**What is required:** Across the entries below, count the lines in which the word "Maintenance" occurs. Reply with the count alone.

>>>

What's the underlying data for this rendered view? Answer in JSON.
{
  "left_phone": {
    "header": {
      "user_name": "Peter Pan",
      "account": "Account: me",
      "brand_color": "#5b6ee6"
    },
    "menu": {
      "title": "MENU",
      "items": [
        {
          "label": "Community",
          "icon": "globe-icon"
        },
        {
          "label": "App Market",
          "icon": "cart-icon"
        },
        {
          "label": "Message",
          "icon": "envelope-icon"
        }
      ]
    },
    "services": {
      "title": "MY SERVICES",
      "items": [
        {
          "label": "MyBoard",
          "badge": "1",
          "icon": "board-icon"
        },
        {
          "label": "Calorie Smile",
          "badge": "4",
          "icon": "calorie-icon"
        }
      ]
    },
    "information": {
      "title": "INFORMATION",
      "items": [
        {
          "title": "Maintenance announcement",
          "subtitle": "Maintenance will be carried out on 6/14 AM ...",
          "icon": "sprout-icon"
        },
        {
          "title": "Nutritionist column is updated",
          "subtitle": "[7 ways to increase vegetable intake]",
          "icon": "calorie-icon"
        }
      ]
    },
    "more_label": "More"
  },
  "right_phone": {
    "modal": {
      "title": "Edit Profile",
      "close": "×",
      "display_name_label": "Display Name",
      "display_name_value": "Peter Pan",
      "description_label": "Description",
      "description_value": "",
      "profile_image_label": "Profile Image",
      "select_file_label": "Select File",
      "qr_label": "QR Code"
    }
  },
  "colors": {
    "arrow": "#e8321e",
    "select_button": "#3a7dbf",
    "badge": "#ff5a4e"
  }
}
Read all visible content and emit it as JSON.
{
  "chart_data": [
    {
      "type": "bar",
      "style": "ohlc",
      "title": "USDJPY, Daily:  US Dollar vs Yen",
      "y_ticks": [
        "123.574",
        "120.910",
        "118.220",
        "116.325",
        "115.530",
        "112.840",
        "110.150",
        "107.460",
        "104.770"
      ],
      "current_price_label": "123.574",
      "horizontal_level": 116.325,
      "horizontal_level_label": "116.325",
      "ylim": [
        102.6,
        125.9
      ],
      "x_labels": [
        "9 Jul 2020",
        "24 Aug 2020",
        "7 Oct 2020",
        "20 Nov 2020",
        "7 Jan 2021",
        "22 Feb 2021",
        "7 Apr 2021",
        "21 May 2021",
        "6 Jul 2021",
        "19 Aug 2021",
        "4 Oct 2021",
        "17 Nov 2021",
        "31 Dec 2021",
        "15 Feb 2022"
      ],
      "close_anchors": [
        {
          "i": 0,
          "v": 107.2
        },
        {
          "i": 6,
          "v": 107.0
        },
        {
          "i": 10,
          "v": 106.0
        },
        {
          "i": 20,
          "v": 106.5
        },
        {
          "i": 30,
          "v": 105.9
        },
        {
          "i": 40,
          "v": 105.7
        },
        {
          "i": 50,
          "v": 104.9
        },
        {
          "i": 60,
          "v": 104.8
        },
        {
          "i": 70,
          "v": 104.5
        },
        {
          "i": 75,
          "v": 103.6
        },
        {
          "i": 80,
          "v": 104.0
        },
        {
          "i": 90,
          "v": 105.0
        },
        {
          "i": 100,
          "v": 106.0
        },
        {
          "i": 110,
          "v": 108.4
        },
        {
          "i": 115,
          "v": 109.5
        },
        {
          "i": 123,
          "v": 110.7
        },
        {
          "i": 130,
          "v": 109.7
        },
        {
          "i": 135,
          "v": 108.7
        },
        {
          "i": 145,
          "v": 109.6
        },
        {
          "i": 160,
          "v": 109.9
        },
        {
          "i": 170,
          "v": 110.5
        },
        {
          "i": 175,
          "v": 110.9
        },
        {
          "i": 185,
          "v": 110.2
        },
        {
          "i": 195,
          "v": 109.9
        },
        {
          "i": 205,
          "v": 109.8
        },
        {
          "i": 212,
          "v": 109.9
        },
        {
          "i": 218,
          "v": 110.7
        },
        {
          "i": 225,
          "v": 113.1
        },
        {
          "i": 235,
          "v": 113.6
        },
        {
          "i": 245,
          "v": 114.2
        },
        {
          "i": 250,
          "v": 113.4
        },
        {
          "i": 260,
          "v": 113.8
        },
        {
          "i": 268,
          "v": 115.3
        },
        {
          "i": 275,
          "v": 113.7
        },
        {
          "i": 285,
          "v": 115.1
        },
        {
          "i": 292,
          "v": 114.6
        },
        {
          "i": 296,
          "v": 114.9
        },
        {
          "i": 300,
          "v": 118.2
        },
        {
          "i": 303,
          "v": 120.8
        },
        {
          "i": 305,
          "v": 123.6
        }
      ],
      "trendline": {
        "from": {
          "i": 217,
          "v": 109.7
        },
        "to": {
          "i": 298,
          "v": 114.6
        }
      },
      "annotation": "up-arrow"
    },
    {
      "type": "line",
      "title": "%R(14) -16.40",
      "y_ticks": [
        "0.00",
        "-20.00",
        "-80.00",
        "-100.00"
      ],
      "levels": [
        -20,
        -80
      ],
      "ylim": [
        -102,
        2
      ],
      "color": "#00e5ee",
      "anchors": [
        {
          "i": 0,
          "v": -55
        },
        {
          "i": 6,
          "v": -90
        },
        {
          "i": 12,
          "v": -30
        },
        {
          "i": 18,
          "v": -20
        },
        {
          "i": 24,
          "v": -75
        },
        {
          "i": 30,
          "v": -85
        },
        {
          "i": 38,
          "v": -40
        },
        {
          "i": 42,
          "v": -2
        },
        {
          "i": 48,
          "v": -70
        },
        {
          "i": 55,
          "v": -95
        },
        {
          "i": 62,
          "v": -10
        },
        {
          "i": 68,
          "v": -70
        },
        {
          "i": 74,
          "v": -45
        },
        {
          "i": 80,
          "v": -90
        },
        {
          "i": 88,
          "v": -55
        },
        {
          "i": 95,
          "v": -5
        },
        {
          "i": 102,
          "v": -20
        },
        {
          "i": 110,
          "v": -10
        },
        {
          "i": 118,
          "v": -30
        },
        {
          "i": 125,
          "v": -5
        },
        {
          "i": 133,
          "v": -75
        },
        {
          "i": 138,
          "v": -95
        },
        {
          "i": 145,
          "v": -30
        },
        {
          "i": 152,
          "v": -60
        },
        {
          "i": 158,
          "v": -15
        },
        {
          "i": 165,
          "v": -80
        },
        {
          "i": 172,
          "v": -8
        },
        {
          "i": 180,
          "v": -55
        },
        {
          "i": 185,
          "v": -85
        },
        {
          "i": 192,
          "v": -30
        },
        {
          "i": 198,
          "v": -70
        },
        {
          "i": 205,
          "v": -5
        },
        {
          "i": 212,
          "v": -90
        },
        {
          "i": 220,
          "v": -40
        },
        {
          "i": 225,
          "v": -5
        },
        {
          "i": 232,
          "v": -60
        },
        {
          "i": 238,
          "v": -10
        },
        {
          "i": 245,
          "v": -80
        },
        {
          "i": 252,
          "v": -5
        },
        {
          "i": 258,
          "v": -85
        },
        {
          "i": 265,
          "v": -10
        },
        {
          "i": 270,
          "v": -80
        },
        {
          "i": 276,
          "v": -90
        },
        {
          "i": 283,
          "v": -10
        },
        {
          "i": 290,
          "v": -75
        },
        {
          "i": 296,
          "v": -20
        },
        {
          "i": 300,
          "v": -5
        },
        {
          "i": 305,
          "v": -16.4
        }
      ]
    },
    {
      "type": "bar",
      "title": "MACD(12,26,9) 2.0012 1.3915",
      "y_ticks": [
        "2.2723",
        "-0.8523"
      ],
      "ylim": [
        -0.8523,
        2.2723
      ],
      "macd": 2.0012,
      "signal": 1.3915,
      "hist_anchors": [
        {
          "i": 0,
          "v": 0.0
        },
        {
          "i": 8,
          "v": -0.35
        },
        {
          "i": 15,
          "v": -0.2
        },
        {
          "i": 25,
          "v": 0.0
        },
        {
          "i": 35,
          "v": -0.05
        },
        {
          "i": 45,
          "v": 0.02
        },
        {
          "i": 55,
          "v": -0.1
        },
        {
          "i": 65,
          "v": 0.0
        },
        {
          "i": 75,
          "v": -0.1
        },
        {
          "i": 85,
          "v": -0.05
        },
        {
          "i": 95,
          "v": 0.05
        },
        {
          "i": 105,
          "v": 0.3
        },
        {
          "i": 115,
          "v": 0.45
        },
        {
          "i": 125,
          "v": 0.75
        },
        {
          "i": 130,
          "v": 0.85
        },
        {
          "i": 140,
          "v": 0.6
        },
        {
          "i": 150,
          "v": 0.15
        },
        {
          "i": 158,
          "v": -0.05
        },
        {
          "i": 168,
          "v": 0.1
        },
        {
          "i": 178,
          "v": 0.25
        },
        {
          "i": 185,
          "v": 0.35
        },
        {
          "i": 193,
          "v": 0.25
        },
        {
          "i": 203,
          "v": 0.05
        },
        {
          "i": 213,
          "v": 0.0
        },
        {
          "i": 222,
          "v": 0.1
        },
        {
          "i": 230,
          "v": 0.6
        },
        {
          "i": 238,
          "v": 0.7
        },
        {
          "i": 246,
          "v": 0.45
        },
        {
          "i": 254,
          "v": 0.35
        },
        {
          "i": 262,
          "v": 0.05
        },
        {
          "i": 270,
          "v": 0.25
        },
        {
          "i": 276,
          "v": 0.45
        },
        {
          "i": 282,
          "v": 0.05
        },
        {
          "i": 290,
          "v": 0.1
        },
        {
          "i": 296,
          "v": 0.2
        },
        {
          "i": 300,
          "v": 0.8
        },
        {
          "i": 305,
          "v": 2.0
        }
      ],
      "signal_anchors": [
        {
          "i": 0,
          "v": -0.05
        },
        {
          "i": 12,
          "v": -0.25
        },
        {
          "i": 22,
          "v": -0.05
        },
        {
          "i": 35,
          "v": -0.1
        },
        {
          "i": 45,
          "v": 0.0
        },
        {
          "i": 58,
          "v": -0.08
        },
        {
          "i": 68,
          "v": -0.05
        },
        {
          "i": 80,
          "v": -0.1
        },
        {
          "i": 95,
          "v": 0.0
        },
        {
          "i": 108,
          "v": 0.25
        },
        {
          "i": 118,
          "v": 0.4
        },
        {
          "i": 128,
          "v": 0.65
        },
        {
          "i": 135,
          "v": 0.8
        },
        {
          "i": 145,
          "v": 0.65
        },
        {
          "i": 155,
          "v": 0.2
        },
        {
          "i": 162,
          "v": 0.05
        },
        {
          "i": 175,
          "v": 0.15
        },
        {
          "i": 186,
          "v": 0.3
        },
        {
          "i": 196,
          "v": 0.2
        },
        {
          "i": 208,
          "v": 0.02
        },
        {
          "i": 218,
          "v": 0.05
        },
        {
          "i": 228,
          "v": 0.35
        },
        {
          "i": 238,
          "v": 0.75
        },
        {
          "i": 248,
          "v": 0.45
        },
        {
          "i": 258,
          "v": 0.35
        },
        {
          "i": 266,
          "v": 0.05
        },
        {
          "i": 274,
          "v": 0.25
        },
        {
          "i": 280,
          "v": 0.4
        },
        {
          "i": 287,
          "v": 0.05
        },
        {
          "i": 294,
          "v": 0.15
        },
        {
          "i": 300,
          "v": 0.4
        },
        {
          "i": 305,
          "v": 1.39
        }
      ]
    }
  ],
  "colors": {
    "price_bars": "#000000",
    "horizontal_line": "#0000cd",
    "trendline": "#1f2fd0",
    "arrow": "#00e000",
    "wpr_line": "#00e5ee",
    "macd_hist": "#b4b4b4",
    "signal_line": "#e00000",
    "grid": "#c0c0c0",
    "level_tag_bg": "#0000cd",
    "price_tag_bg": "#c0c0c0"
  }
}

<<<

**Written reply:** 2